Locate the string "magnetic" in the records below. Copy every line where it occurs.

Data entries
========================================================================

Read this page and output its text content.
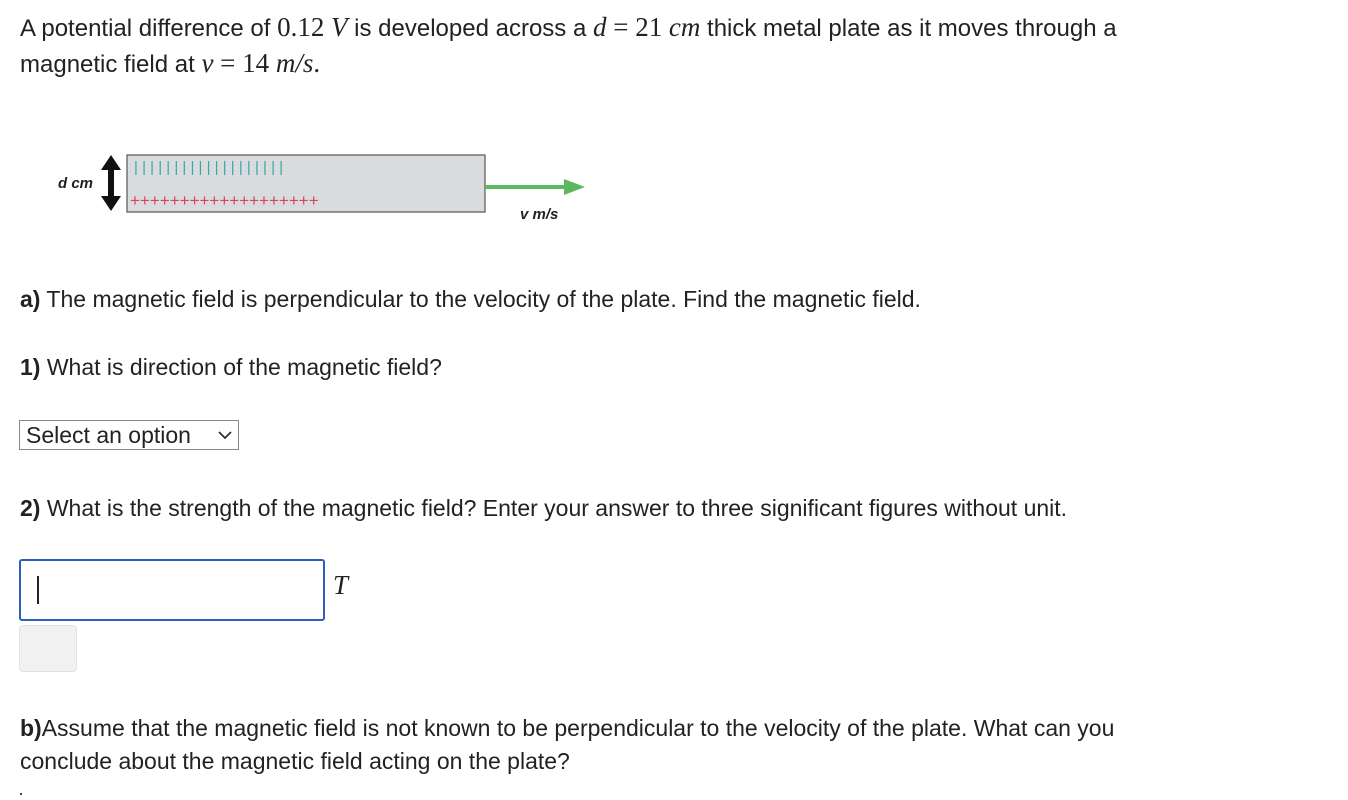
A potential difference of 0.12 V is developed across a d = 21 cm thick metal plate as it moves through a
magnetic field at v = 14 m/s.
d cm
| | | | | | | | | | | | | | | | | | |
+++++++++++++++++++
v m/s
a) The magnetic field is perpendicular to the velocity of the plate. Find the magnetic field.
1) What is direction of the magnetic field?
Select an option
2) What is the strength of the magnetic field? Enter your answer to three significant figures without unit.
T
b)Assume that the magnetic field is not known to be perpendicular to the velocity of the plate. What can you
conclude about the magnetic field acting on the plate?
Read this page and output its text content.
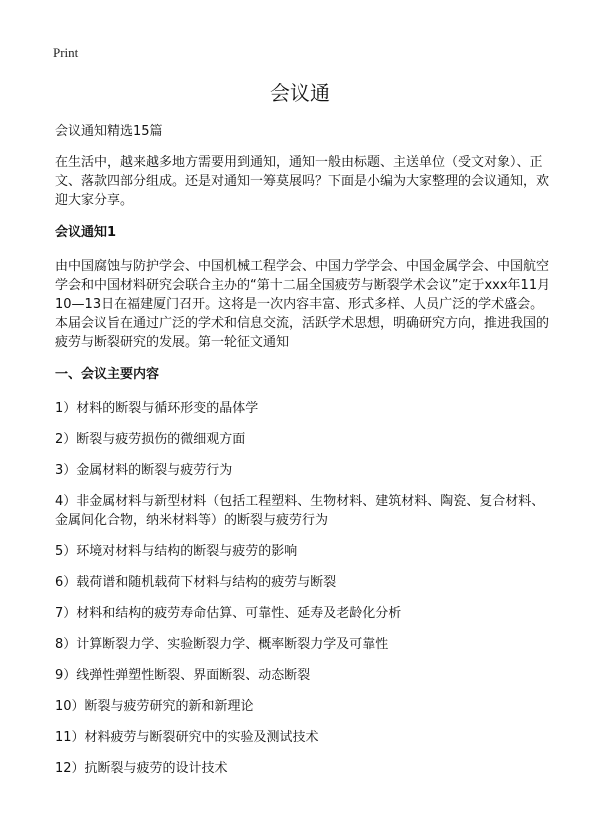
Print
会议通

会议通知精选15篇

在生活中，越来越多地方需要用到通知，通知一般由标题、主送单位（受文对象）、正文、落款四部分组成。还是对通知一筹莫展吗？下面是小编为大家整理的会议通知，欢迎大家分享。

会议通知1

由中国腐蚀与防护学会、中国机械工程学会、中国力学学会、中国金属学会、中国航空学会和中国材料研究会联合主办的“第十二届全国疲劳与断裂学术会议”定于xxx年11月10—13日在福建厦门召开。这将是一次内容丰富、形式多样、人员广泛的学术盛会。本届会议旨在通过广泛的学术和信息交流，活跃学术思想，明确研究方向，推进我国的疲劳与断裂研究的发展。第一轮征文通知

一、会议主要内容

1）材料的断裂与循环形变的晶体学
2）断裂与疲劳损伤的微细观方面
3）金属材料的断裂与疲劳行为
4）非金属材料与新型材料（包括工程塑料、生物材料、建筑材料、陶瓷、复合材料、金属间化合物，纳米材料等）的断裂与疲劳行为
5）环境对材料与结构的断裂与疲劳的影响
6）载荷谱和随机载荷下材料与结构的疲劳与断裂
7）材料和结构的疲劳寿命估算、可靠性、延寿及老龄化分析
8）计算断裂力学、实验断裂力学、概率断裂力学及可靠性
9）线弹性弹塑性断裂、界面断裂、动态断裂
10）断裂与疲劳研究的新和新理论
11）材料疲劳与断裂研究中的实验及测试技术
12）抗断裂与疲劳的设计技术
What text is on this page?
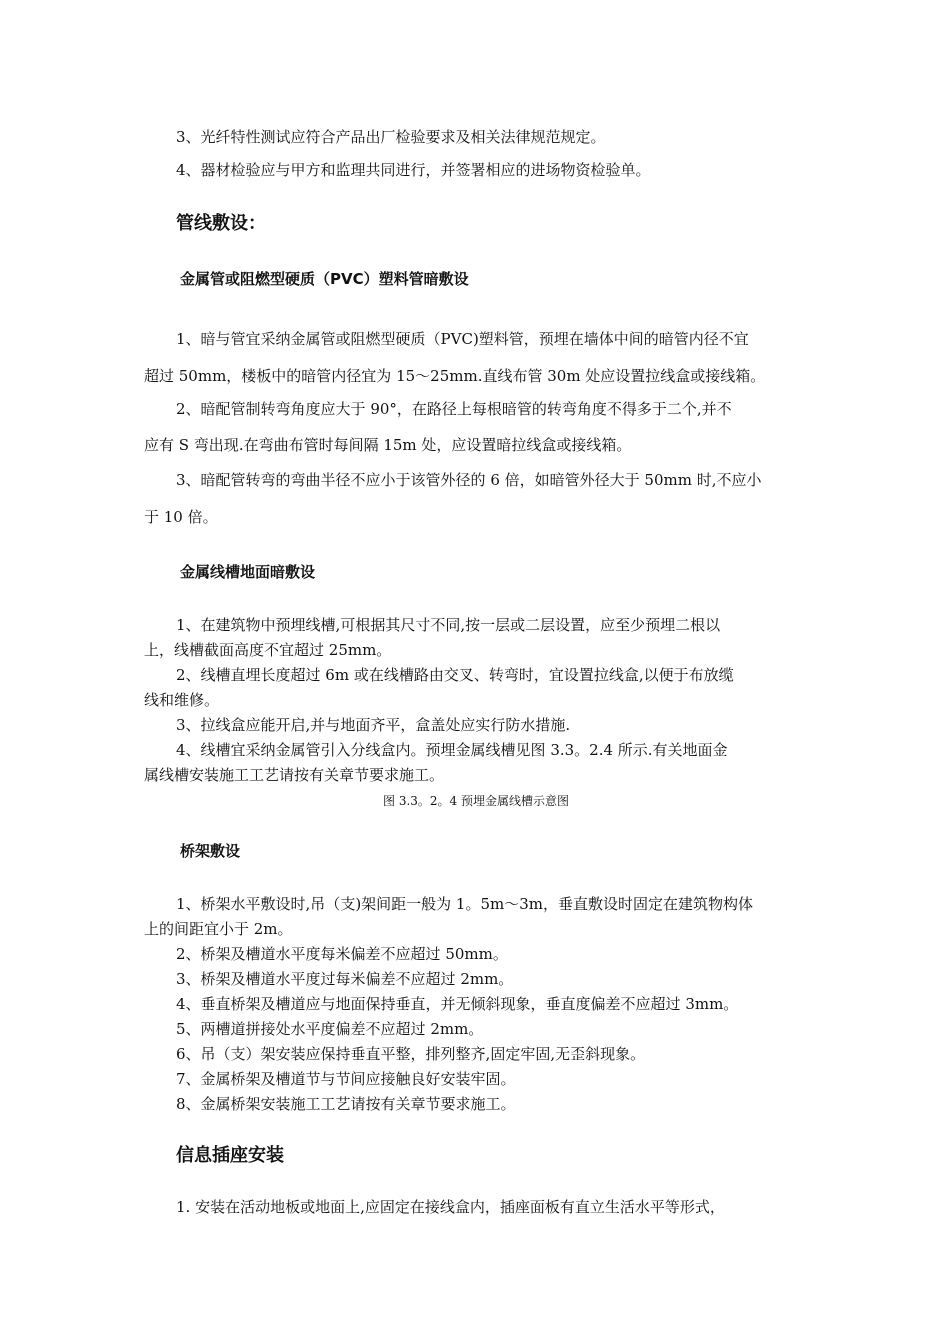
3、光纤特性测试应符合产品出厂检验要求及相关法律规范规定。
4、器材检验应与甲方和监理共同进行，并签署相应的进场物资检验单。
管线敷设：
金属管或阻燃型硬质（PVC）塑料管暗敷设
1、暗与管宜采纳金属管或阻燃型硬质（PVC)塑料管，预埋在墙体中间的暗管内径不宜
超过 50mm，楼板中的暗管内径宜为 15～25mm.直线布管 30m 处应设置拉线盒或接线箱。
2、暗配管制转弯角度应大于 90°，在路径上每根暗管的转弯角度不得多于二个,并不
应有 S 弯出现.在弯曲布管时每间隔 15m 处，应设置暗拉线盒或接线箱。
3、暗配管转弯的弯曲半径不应小于该管外径的 6 倍，如暗管外径大于 50mm 时,不应小
于 10 倍。
金属线槽地面暗敷设
1、在建筑物中预埋线槽,可根据其尺寸不同,按一层或二层设置，应至少预埋二根以
上，线槽截面高度不宜超过 25mm。
2、线槽直埋长度超过 6m 或在线槽路由交叉、转弯时，宜设置拉线盒,以便于布放缆
线和维修。
3、拉线盒应能开启,并与地面齐平，盒盖处应实行防水措施.
4、线槽宜采纳金属管引入分线盒内。预埋金属线槽见图 3.3。2.4 所示.有关地面金
属线槽安装施工工艺请按有关章节要求施工。
图 3.3。2。4 预埋金属线槽示意图
桥架敷设
1、桥架水平敷设时,吊（支)架间距一般为 1。5m～3m，垂直敷设时固定在建筑物构体
上的间距宜小于 2m。
2、桥架及槽道水平度每米偏差不应超过 50mm。
3、桥架及槽道水平度过每米偏差不应超过 2mm。
4、垂直桥架及槽道应与地面保持垂直，并无倾斜现象，垂直度偏差不应超过 3mm。
5、两槽道拼接处水平度偏差不应超过 2mm。
6、吊（支）架安装应保持垂直平整，排列整齐,固定牢固,无歪斜现象。
7、金属桥架及槽道节与节间应接触良好安装牢固。
8、金属桥架安装施工工艺请按有关章节要求施工。
信息插座安装
1. 安装在活动地板或地面上,应固定在接线盒内，插座面板有直立生活水平等形式，
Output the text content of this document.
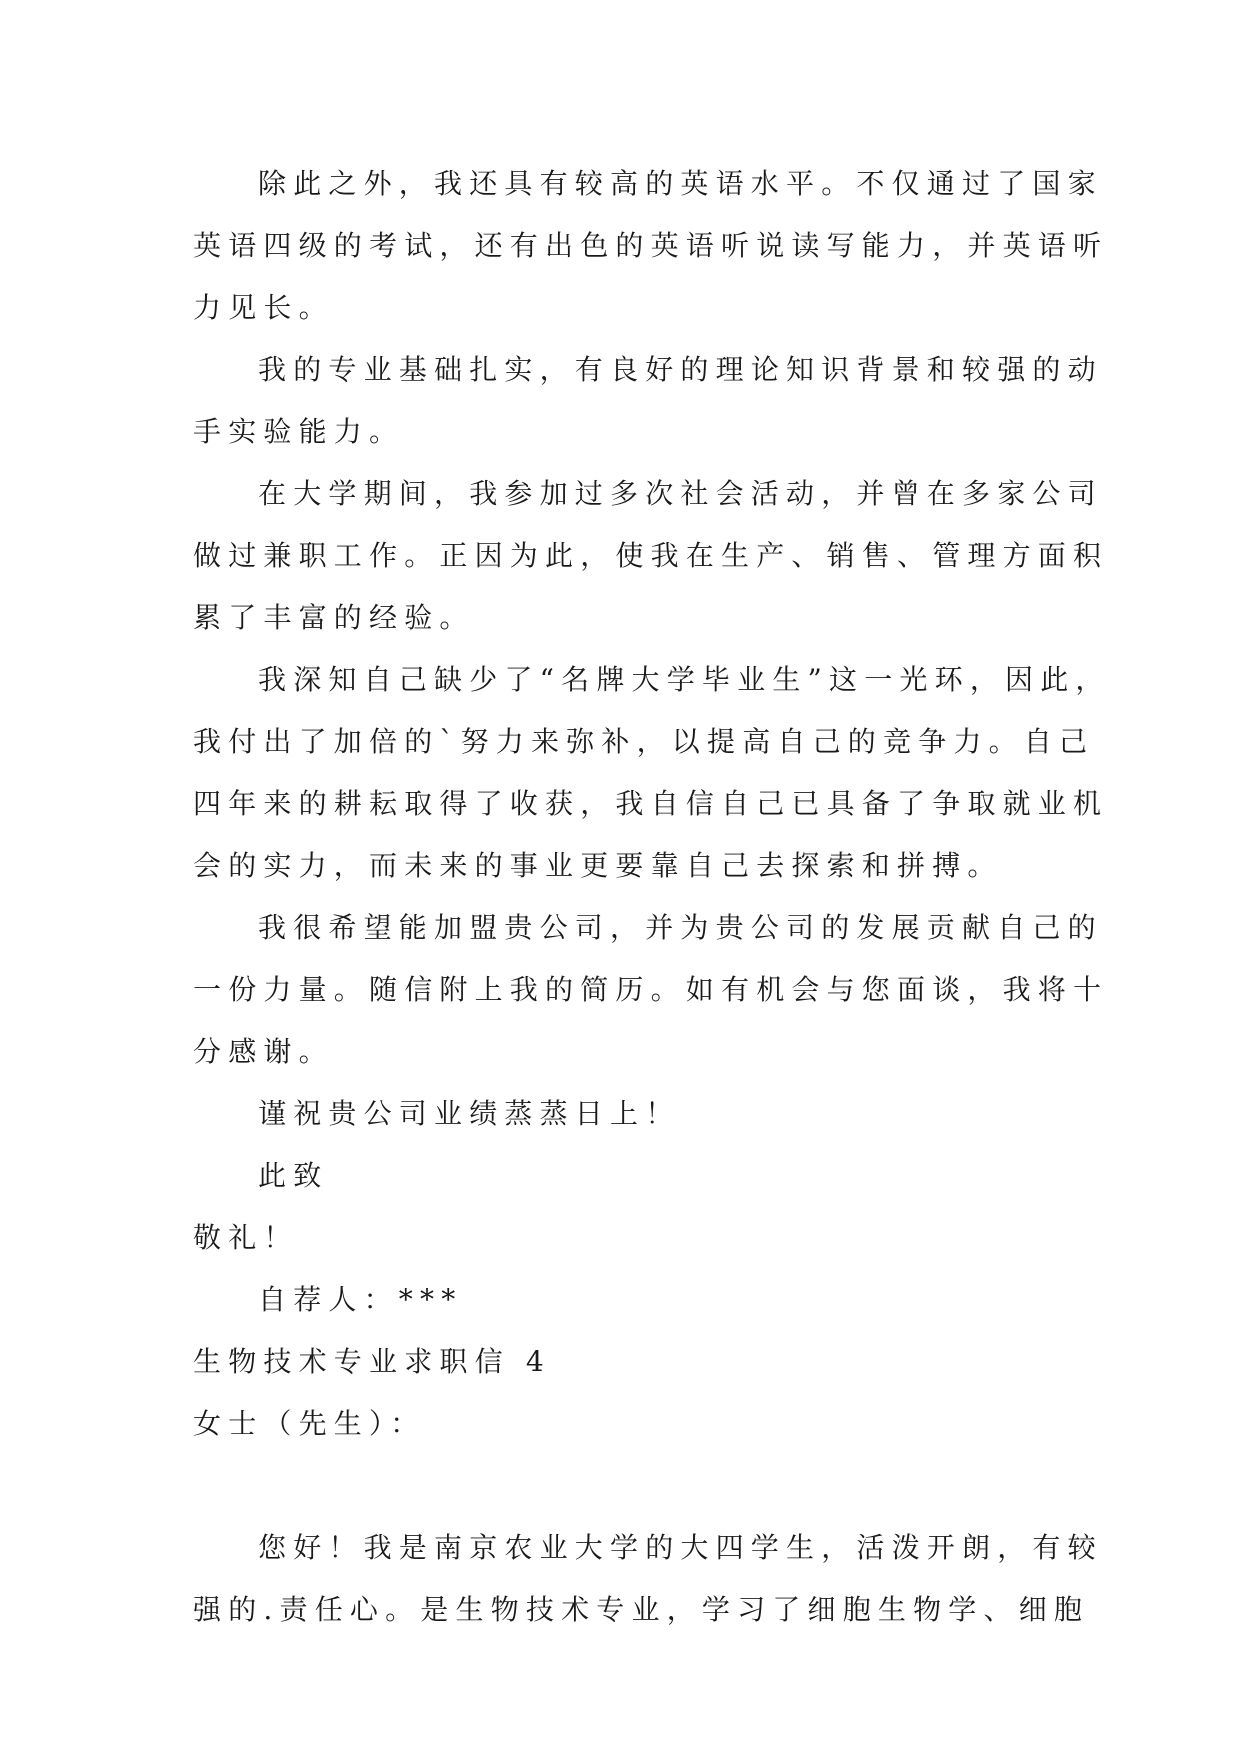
除此之外，我还具有较高的英语水平。不仅通过了国家
英语四级的考试，还有出色的英语听说读写能力，并英语听
力见长。
我的专业基础扎实，有良好的理论知识背景和较强的动
手实验能力。
在大学期间，我参加过多次社会活动，并曾在多家公司
做过兼职工作。正因为此，使我在生产、销售、管理方面积
累了丰富的经验。
我深知自己缺少了“名牌大学毕业生”这一光环，因此，
我付出了加倍的`努力来弥补，以提高自己的竞争力。自己
四年来的耕耘取得了收获，我自信自己已具备了争取就业机
会的实力，而未来的事业更要靠自己去探索和拼搏。
我很希望能加盟贵公司，并为贵公司的发展贡献自己的
一份力量。随信附上我的简历。如有机会与您面谈，我将十
分感谢。
谨祝贵公司业绩蒸蒸日上！
此致
敬礼！
自荐人：***
生物技术专业求职信 4
女士（先生）：
您好！我是南京农业大学的大四学生，活泼开朗，有较
强的.责任心。是生物技术专业，学习了细胞生物学、细胞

========================================================================

• [Exercise result]
magnetic field at v = 14 m/s.
a) The magnetic field is perpendicular to the velocity of the plate. Find the magnetic field.
1) What is direction of the magnetic field?
2) What is the strength of the magnetic field? Enter your answer to three significant figures without unit.
b)Assume that the magnetic field is not known to be perpendicular to the velocity of the plate. What can you
conclude about the magnetic field acting on the plate?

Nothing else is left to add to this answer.